Records for processing
::::::

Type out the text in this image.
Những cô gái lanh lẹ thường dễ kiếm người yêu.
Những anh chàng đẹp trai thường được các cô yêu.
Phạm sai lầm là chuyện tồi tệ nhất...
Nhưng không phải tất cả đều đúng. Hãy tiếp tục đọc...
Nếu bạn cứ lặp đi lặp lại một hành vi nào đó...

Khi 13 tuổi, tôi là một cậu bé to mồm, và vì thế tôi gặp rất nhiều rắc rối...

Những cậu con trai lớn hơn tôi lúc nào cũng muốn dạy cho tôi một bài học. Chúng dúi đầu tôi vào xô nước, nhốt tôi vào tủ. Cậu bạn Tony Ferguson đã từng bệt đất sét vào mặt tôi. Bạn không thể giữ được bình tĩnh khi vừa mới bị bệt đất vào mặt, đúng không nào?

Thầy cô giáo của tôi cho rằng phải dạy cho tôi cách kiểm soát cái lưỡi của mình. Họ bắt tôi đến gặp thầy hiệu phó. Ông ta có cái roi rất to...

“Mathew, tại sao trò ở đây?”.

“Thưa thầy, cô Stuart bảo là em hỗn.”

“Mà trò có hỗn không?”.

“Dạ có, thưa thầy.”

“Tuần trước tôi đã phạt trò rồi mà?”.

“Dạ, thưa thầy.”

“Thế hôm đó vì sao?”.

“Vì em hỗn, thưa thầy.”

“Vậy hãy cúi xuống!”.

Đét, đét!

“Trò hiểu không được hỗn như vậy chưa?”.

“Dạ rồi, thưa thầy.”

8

::::::

What you are asked to do
From the records above, extract everything verbatim.

Written answer
Type out the text in this image.
Những cô gái lanh lẹ thường dễ kiếm người yêu.
Những anh chàng đẹp trai thường được các cô yêu.
Phạm sai lầm là chuyện tồi tệ nhất...
Nhưng không phải tất cả đều đúng. Hãy tiếp tục đọc...
Nếu bạn cứ lặp đi lặp lại một hành vi nào đó...

Khi 13 tuổi, tôi là một cậu bé to mồm, và vì thế tôi gặp rất nhiều rắc rối...

Những cậu con trai lớn hơn tôi lúc nào cũng muốn dạy cho tôi một bài học. Chúng dúi đầu tôi vào xô nước, nhốt tôi vào tủ. Cậu bạn Tony Ferguson đã từng bệt đất sét vào mặt tôi. Bạn không thể giữ được bình tĩnh khi vừa mới bị bệt đất vào mặt, đúng không nào?

Thầy cô giáo của tôi cho rằng phải dạy cho tôi cách kiểm soát cái lưỡi của mình. Họ bắt tôi đến gặp thầy hiệu phó. Ông ta có cái roi rất to...

“Mathew, tại sao trò ở đây?”.

“Thưa thầy, cô Stuart bảo là em hỗn.”

“Mà trò có hỗn không?”.

“Dạ có, thưa thầy.”

“Tuần trước tôi đã phạt trò rồi mà?”.

“Dạ, thưa thầy.”

“Thế hôm đó vì sao?”.

“Vì em hỗn, thưa thầy.”

“Vậy hãy cúi xuống!”.

Đét, đét!

“Trò hiểu không được hỗn như vậy chưa?”.

“Dạ rồi, thưa thầy.”

8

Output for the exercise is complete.